Collection entries
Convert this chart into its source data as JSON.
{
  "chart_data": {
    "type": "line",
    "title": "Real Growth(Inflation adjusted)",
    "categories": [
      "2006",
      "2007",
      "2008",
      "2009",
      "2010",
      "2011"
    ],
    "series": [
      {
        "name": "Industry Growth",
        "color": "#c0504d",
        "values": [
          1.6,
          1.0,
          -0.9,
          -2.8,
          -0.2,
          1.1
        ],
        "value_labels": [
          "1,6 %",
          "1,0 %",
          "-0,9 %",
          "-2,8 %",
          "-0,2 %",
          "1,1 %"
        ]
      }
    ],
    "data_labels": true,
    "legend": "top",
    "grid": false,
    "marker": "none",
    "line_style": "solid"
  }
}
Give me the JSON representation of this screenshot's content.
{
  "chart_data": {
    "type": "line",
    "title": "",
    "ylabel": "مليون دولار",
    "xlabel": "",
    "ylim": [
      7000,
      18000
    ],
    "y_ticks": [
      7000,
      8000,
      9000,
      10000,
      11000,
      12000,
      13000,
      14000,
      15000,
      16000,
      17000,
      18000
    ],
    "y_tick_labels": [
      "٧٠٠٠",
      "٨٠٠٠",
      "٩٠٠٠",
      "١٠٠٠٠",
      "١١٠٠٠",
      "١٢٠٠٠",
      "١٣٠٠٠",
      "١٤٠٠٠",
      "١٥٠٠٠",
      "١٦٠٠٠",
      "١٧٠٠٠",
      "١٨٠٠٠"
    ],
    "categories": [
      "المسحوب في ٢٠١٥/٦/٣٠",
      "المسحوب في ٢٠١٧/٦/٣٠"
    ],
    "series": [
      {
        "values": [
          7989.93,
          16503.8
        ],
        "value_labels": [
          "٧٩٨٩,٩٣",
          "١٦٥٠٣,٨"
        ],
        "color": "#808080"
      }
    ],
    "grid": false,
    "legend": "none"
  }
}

• _GOAL_:
Reproduce every record above exactly as it appears.

• _ANSWER TO THIS EXERCISE_:
Convert this chart into its source data as JSON.
{
  "chart_data": {
    "type": "line",
    "title": "Real Growth(Inflation adjusted)",
    "categories": [
      "2006",
      "2007",
      "2008",
      "2009",
      "2010",
      "2011"
    ],
    "series": [
      {
        "name": "Industry Growth",
        "color": "#c0504d",
        "values": [
          1.6,
          1.0,
          -0.9,
          -2.8,
          -0.2,
          1.1
        ],
        "value_labels": [
          "1,6 %",
          "1,0 %",
          "-0,9 %",
          "-2,8 %",
          "-0,2 %",
          "1,1 %"
        ]
      }
    ],
    "data_labels": true,
    "legend": "top",
    "grid": false,
    "marker": "none",
    "line_style": "solid"
  }
}
Give me the JSON representation of this screenshot's content.
{
  "chart_data": {
    "type": "line",
    "title": "",
    "ylabel": "مليون دولار",
    "xlabel": "",
    "ylim": [
      7000,
      18000
    ],
    "y_ticks": [
      7000,
      8000,
      9000,
      10000,
      11000,
      12000,
      13000,
      14000,
      15000,
      16000,
      17000,
      18000
    ],
    "y_tick_labels": [
      "٧٠٠٠",
      "٨٠٠٠",
      "٩٠٠٠",
      "١٠٠٠٠",
      "١١٠٠٠",
      "١٢٠٠٠",
      "١٣٠٠٠",
      "١٤٠٠٠",
      "١٥٠٠٠",
      "١٦٠٠٠",
      "١٧٠٠٠",
      "١٨٠٠٠"
    ],
    "categories": [
      "المسحوب في ٢٠١٥/٦/٣٠",
      "المسحوب في ٢٠١٧/٦/٣٠"
    ],
    "series": [
      {
        "values": [
          7989.93,
          16503.8
        ],
        "value_labels": [
          "٧٩٨٩,٩٣",
          "١٦٥٠٣,٨"
        ],
        "color": "#808080"
      }
    ],
    "grid": false,
    "legend": "none"
  }
}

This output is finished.